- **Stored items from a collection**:
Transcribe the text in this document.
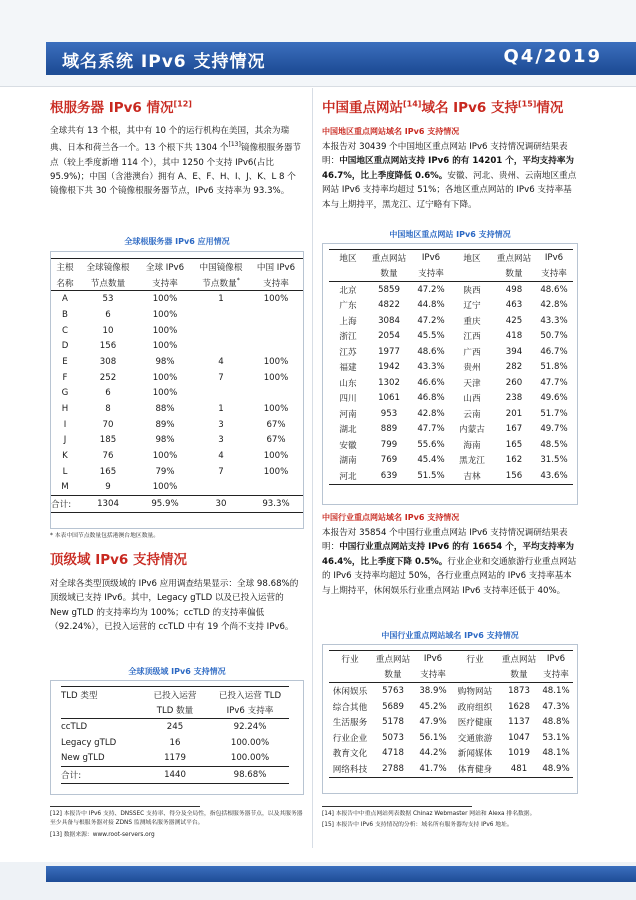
域名系统 IPv6 支持情况	Q4/2019
根服务器 IPv6 情况[12]
全球共有 13 个根，其中有 10 个的运行机构在美国，其余为瑞典、日本和荷兰各一个。13 个根下共 1304 个[13]镜像根服务器节点（较上季度新增 114 个），其中 1250 个支持 IPv6(占比 95.9%)；中国（含港澳台）拥有 A、E、F、H、I、J、K、L 8 个镜像根下共 30 个镜像根服务器节点，IPv6 支持率为 93.3%。
全球根服务器 IPv6 应用情况
主根	全球镜像根	全球 IPv6	中国镜像根	中国 IPv6
名称	节点数量	支持率	节点数量*	支持率
A	53	100%	1	100%
B	6	100%		
C	10	100%		
D	156	100%		
E	308	98%	4	100%
F	252	100%	7	100%
G	6	100%		
H	8	88%	1	100%
I	70	89%	3	67%
J	185	98%	3	67%
K	76	100%	4	100%
L	165	79%	7	100%
M	9	100%		
合计:	1304	95.9%	30	93.3%
* 本表中国节点数量包括港澳台地区数量。
顶级域 IPv6 支持情况
对全球各类型顶级域的 IPv6 应用调查结果显示：全球 98.68%的顶级域已支持 IPv6。其中，Legacy gTLD 以及已投入运营的 New gTLD 的支持率均为 100%；ccTLD 的支持率偏低（92.24%），已投入运营的 ccTLD 中有 19 个尚不支持 IPv6。
全球顶级域 IPv6 支持情况
TLD 类型	已投入运营	已投入运营 TLD
	TLD 数量	IPv6 支持率
ccTLD	245	92.24%
Legacy gTLD	16	100.00%
New gTLD	1179	100.00%
合计:	1440	98.68%
[12] 本报告中 IPv6 支持、DNSSEC 支持率、得分及全局性，指包括根服务器节点，以及其服务器至少具备与根服务器对接 ZDNS 监测域名服务器测试平台。
[13] 数据来源：www.root-servers.org
中国重点网站[14]域名 IPv6 支持[15]情况
中国地区重点网站域名 IPv6 支持情况
本报告对 30439 个中国地区重点网站 IPv6 支持情况调研结果表明：中国地区重点网站支持 IPv6 的有 14201 个，平均支持率为 46.7%，比上季度降低 0.6%。安徽、河北、贵州、云南地区重点网站 IPv6 支持率均超过 51%；各地区重点网站的 IPv6 支持率基本与上期持平，黑龙江、辽宁略有下降。
中国地区重点网站 IPv6 支持情况
地区	重点网站	IPv6	地区	重点网站	IPv6
	数量	支持率		数量	支持率
北京	5859	47.2%	陕西	498	48.6%
广东	4822	44.8%	辽宁	463	42.8%
上海	3084	47.2%	重庆	425	43.3%
浙江	2054	45.5%	江西	418	50.7%
江苏	1977	48.6%	广西	394	46.7%
福建	1942	43.3%	贵州	282	51.8%
山东	1302	46.6%	天津	260	47.7%
四川	1061	46.8%	山西	238	49.6%
河南	953	42.8%	云南	201	51.7%
湖北	889	47.7%	内蒙古	167	49.7%
安徽	799	55.6%	海南	165	48.5%
湖南	769	45.4%	黑龙江	162	31.5%
河北	639	51.5%	吉林	156	43.6%
中国行业重点网站域名 IPv6 支持情况
本报告对 35854 个中国行业重点网站 IPv6 支持情况调研结果表明：中国行业重点网站支持 IPv6 的有 16654 个，平均支持率为 46.4%，比上季度下降 0.5%。行业企业和交通旅游行业重点网站的 IPv6 支持率均超过 50%，各行业重点网站的 IPv6 支持率基本与上期持平，休闲娱乐行业重点网站 IPv6 支持率还低于 40%。
中国行业重点网站域名 IPv6 支持情况
行业	重点网站	IPv6	行业	重点网站	IPv6
	数量	支持率		数量	支持率
休闲娱乐	5763	38.9%	购物网站	1873	48.1%
综合其他	5689	45.2%	政府组织	1628	47.3%
生活服务	5178	47.9%	医疗健康	1137	48.8%
行业企业	5073	56.1%	交通旅游	1047	53.1%
教育文化	4718	44.2%	新闻媒体	1019	48.1%
网络科技	2788	41.7%	体育健身	481	48.9%
[14] 本报告中中重点网站列表数据 Chinaz Webmaster 网站和 Alexa 排名数据。
[15] 本报告中 IPv6 支持情况的分析：域名所有服务器均支持 IPv6 地址。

- **Task goal**: From the entries above, copy each line holding "支持情况调研结果表明".

- **The result**:
本报告对 30439 个中国地区重点网站 IPv6 支持情况调研结果表明：中国地区重点网站支持 IPv6 的有 14201 个，平均支持率为 46.7%，比上季度降低 0.6%。安徽、河北、贵州、云南地区重点网站 IPv6 支持率均超过 51%；各地区重点网站的 IPv6 支持率基本与上期持平，黑龙江、辽宁略有下降。
本报告对 35854 个中国行业重点网站 IPv6 支持情况调研结果表明：中国行业重点网站支持 IPv6 的有 16654 个，平均支持率为 46.4%，比上季度下降 0.5%。行业企业和交通旅游行业重点网站的 IPv6 支持率均超过 50%，各行业重点网站的 IPv6 支持率基本与上期持平，休闲娱乐行业重点网站 IPv6 支持率还低于 40%。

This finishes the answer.